■ **Written exercise**:
Whenever a line contains the string "NCEP", copy it out of the entries.
----- Data supplied -----
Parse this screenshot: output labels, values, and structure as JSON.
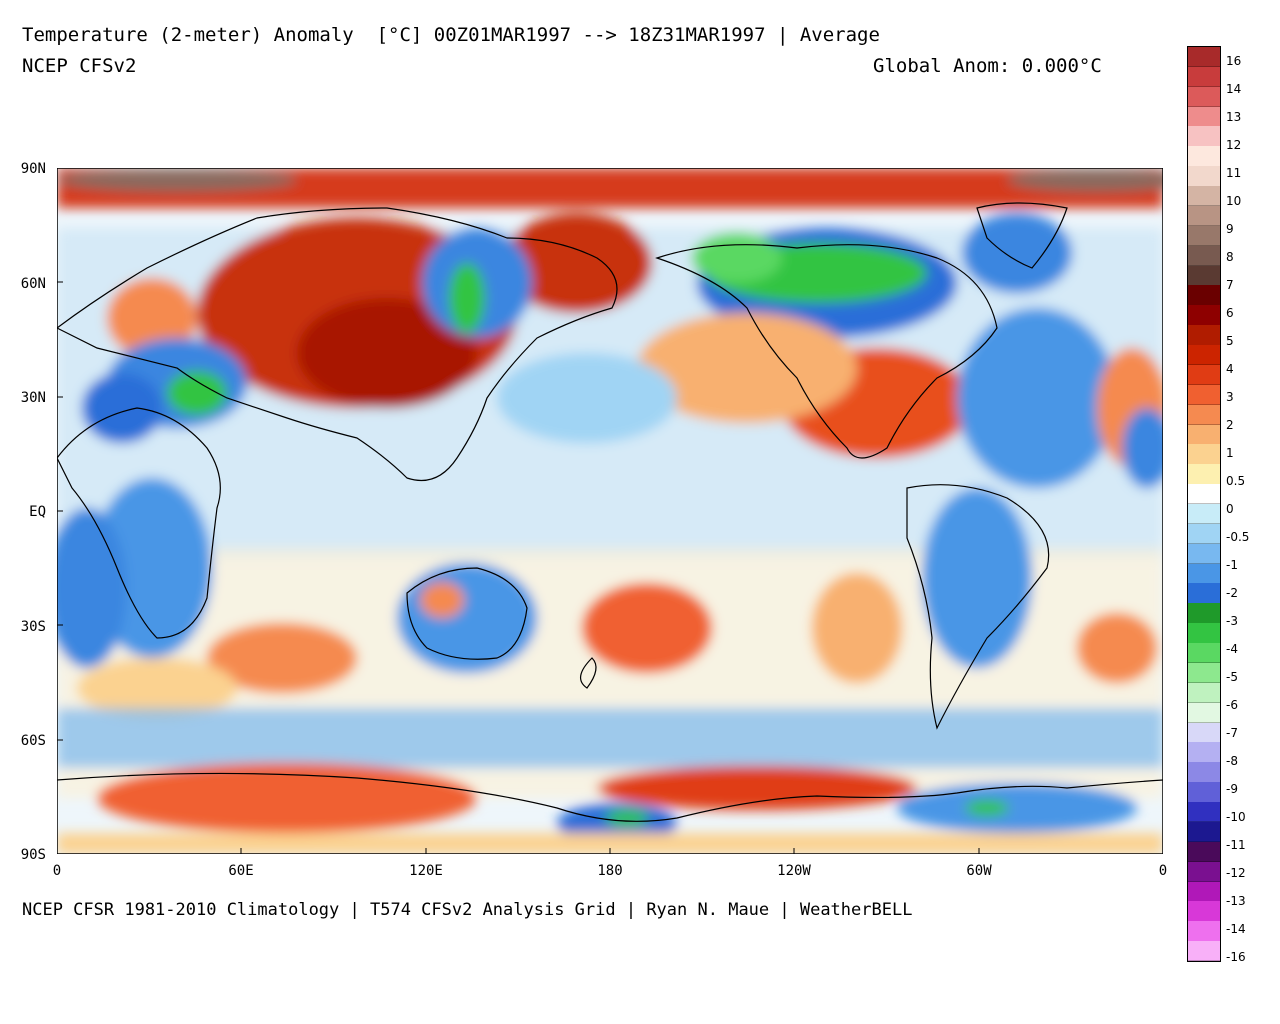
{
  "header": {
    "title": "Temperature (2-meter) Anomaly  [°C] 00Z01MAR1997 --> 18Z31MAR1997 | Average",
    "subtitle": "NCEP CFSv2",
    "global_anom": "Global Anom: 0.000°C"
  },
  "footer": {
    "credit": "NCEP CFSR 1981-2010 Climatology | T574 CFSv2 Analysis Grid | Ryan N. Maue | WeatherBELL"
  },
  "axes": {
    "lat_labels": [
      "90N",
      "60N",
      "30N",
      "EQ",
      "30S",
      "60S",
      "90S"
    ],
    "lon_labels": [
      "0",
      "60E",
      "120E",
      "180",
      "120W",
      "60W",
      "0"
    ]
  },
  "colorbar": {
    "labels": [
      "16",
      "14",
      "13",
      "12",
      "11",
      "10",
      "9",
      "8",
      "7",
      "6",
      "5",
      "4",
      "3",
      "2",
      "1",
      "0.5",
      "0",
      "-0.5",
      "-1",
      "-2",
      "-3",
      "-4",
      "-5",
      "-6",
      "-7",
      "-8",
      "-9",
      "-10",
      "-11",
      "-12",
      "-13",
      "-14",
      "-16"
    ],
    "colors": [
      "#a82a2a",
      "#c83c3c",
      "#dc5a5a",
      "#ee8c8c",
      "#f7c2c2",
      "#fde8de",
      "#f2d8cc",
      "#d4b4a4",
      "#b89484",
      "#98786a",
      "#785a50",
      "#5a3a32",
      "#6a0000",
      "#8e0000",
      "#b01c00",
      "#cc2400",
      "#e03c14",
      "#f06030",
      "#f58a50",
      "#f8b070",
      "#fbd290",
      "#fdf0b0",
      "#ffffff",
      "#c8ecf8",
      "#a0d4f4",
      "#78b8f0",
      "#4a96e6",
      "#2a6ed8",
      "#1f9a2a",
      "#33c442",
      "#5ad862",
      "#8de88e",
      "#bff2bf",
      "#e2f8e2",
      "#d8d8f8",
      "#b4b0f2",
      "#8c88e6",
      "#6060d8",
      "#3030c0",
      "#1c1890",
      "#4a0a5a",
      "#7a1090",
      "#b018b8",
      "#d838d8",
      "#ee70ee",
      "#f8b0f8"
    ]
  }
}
-----
■ **Solved problem**:
    "subtitle": "NCEP CFSv2",
    "credit": "NCEP CFSR 1981-2010 Climatology | T574 CFSv2 Analysis Grid | Ryan N. Maue | WeatherBELL"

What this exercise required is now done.